In the listing below, locate the lines that hold "content" and copy them.

> DATA EXTRACT:
## START
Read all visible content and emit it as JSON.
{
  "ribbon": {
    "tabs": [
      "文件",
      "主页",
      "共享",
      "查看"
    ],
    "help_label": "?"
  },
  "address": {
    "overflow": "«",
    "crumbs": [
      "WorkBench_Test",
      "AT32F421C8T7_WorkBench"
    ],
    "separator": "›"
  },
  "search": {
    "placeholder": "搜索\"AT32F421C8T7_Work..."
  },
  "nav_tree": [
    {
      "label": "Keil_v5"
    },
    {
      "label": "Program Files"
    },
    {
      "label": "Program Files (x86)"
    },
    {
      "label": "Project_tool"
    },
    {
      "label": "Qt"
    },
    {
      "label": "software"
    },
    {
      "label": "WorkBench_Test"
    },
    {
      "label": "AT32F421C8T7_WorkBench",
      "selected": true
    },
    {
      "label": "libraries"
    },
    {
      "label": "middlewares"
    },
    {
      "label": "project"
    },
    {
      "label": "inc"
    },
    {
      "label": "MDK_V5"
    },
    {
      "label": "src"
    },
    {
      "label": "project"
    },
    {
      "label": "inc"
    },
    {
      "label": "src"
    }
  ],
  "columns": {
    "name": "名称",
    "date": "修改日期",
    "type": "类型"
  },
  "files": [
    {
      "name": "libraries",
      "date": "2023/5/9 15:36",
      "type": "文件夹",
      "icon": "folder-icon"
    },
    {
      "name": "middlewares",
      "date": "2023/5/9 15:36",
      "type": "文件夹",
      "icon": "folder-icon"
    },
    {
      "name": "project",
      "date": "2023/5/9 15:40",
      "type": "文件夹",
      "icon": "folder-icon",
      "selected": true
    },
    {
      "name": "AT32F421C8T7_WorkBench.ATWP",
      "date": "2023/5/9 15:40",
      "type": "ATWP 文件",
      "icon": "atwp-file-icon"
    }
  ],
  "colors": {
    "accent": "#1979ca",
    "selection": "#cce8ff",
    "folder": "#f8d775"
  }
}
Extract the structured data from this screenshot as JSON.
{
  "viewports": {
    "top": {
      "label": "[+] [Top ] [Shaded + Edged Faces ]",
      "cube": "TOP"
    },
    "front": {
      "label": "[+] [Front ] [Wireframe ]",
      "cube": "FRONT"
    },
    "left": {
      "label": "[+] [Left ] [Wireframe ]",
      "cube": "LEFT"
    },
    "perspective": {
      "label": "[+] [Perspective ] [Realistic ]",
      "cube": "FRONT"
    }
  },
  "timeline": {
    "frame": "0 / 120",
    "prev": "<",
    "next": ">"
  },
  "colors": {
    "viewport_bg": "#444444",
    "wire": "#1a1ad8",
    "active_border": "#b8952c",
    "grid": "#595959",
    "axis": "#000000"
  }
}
## END
## START
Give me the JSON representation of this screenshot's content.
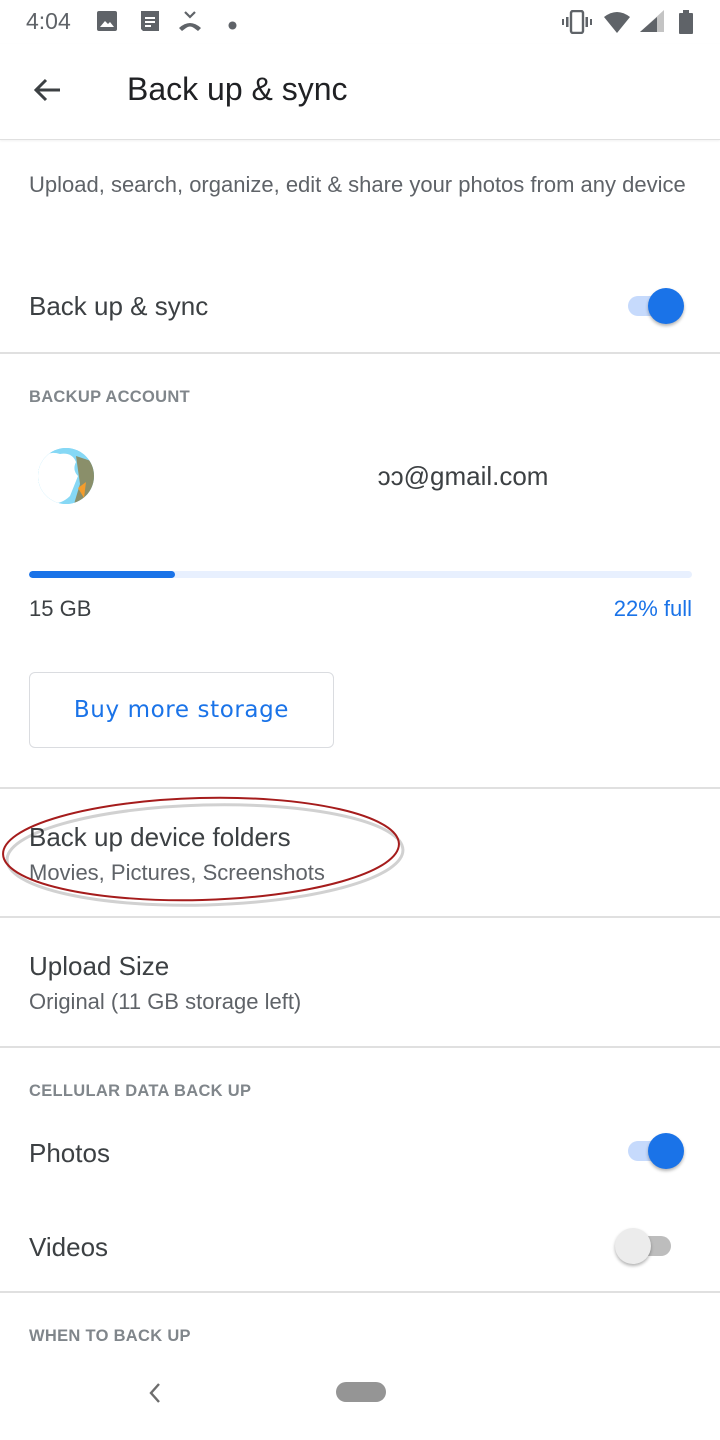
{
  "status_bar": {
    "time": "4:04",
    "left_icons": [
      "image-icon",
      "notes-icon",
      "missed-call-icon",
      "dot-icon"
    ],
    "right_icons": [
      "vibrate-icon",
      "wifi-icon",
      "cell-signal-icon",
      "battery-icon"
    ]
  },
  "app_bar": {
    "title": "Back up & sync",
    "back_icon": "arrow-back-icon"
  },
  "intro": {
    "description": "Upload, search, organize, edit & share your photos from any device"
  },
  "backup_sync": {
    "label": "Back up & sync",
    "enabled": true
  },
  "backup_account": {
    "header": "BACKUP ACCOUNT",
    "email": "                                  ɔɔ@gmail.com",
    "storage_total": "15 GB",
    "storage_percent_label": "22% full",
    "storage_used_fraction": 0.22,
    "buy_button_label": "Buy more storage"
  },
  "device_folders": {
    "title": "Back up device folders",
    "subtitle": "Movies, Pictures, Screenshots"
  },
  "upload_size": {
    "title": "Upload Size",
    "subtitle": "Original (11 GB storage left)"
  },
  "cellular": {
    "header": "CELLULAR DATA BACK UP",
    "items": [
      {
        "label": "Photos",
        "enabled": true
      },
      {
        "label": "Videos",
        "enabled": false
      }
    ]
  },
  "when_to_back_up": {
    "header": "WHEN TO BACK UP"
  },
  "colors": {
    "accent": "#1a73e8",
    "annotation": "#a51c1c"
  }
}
## END
> RIGHT ANSWER:
Read all visible content and emit it as JSON.
Give me the JSON representation of this screenshot's content.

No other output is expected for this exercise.